§ DIRECTIONS FOR THIS TASK: Take each line containing the word "мероприятие" and copy it.

§ PROVIDED DATA:

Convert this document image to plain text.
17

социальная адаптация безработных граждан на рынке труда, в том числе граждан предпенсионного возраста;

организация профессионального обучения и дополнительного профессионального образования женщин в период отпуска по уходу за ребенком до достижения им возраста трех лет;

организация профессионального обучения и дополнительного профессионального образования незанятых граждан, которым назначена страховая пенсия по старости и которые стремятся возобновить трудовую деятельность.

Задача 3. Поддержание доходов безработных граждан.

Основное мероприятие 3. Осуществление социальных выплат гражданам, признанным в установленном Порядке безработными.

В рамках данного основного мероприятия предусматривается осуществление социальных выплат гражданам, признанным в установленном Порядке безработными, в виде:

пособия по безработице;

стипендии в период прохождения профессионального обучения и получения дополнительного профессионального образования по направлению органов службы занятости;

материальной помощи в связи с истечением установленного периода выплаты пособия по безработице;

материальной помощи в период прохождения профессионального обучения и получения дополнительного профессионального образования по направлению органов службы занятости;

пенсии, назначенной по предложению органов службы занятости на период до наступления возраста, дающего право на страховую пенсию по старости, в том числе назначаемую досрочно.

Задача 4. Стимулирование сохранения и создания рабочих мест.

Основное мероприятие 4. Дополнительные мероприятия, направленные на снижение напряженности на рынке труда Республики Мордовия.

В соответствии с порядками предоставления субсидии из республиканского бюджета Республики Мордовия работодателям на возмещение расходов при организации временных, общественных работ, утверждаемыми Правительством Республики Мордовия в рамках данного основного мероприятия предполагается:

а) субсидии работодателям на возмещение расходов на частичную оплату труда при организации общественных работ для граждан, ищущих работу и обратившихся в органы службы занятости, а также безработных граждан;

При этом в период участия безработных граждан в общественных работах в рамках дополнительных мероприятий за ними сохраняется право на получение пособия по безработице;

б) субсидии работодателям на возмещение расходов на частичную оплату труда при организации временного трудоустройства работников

§ EXERCISE SOLUTION:
Основное мероприятие 3. Осуществление социальных выплат гражданам, признанным в установленном Порядке безработными.
Основное мероприятие 4. Дополнительные мероприятия, направленные на снижение напряженности на рынке труда Республики Мордовия.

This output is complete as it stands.